**TASK REQUIREMENTS**. Copy each line holding the string "Service".

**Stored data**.
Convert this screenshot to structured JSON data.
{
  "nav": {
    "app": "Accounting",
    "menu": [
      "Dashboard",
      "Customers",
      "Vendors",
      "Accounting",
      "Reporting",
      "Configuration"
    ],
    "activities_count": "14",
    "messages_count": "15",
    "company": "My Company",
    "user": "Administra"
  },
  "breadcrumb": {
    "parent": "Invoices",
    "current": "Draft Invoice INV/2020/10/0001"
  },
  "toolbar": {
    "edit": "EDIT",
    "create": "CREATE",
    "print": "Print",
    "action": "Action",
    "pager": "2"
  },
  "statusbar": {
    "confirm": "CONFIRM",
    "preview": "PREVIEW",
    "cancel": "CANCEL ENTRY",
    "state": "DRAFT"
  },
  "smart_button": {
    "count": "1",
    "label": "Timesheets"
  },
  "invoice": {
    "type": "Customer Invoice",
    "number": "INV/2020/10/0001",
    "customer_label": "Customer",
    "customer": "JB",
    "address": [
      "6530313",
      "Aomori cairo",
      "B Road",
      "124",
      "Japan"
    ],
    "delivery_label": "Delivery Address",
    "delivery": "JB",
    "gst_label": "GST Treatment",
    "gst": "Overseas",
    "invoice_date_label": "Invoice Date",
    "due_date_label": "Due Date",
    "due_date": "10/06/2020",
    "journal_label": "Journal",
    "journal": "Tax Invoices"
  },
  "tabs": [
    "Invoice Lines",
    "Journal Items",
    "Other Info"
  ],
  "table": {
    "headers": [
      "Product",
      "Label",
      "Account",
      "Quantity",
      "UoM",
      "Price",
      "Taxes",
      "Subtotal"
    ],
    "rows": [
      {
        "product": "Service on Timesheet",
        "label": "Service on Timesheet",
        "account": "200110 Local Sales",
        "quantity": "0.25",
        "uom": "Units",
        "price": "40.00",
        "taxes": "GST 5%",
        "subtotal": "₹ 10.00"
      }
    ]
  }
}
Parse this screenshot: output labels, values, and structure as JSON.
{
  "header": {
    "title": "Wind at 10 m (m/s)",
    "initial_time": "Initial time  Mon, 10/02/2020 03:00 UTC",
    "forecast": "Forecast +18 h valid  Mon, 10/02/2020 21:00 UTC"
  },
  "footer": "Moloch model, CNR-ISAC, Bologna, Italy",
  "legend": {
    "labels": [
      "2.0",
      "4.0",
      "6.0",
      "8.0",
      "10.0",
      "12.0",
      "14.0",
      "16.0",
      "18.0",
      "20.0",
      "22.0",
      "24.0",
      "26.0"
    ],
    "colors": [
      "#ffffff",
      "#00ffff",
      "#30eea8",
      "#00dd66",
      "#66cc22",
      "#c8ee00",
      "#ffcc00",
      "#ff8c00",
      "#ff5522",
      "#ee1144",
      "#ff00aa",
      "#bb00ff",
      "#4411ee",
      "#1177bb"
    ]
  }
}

**ANSWER**.
        "product": "Service on Timesheet",
        "label": "Service on Timesheet",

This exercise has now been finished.